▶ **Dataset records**

★ ★ ★

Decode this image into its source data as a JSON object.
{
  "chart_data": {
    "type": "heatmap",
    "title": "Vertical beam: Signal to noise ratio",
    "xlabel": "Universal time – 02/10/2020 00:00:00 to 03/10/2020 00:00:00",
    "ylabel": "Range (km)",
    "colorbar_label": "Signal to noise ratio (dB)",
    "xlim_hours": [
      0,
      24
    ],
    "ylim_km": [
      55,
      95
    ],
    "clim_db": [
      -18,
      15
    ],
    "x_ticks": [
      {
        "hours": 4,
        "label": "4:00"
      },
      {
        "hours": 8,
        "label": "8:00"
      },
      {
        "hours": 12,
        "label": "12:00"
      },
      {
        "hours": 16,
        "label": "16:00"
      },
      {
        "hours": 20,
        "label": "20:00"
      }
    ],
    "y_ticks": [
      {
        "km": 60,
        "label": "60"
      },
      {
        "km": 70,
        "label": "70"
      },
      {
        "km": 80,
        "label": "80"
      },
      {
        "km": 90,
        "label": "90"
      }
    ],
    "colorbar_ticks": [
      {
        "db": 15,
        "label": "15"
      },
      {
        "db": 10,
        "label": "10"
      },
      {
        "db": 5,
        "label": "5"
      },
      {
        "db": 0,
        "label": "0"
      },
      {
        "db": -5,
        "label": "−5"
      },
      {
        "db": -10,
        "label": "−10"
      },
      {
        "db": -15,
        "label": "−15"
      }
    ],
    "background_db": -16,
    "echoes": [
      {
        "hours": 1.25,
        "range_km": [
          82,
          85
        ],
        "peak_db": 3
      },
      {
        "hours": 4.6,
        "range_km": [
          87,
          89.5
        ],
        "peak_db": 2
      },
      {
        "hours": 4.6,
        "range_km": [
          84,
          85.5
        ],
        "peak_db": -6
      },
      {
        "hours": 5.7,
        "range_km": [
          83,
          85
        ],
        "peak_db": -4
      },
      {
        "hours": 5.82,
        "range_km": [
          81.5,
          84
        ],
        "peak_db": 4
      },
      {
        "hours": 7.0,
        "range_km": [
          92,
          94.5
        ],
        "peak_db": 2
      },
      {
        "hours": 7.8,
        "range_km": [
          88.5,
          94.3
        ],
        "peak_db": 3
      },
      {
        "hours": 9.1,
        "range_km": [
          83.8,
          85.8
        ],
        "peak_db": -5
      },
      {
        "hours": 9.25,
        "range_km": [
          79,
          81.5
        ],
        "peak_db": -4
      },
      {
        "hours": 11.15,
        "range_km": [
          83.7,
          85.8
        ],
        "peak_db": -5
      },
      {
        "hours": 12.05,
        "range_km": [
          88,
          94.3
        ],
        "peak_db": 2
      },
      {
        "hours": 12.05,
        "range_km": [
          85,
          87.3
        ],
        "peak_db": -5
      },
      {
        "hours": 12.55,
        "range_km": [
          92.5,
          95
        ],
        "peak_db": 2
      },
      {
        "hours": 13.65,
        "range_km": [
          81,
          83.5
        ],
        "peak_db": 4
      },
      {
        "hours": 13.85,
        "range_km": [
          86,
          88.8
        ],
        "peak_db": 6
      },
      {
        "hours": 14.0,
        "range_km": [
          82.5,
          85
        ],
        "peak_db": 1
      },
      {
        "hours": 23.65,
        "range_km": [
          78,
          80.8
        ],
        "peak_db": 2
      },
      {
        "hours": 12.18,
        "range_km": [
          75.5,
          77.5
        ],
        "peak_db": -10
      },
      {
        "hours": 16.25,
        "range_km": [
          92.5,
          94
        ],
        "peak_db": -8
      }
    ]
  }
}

★ ★ ★

▶ **Exercise requirements**
Find every line in the records above that holds the word "noise", and copy each one.

▶ **Task solution**
    "title": "Vertical beam: Signal to noise ratio",
    "colorbar_label": "Signal to noise ratio (dB)",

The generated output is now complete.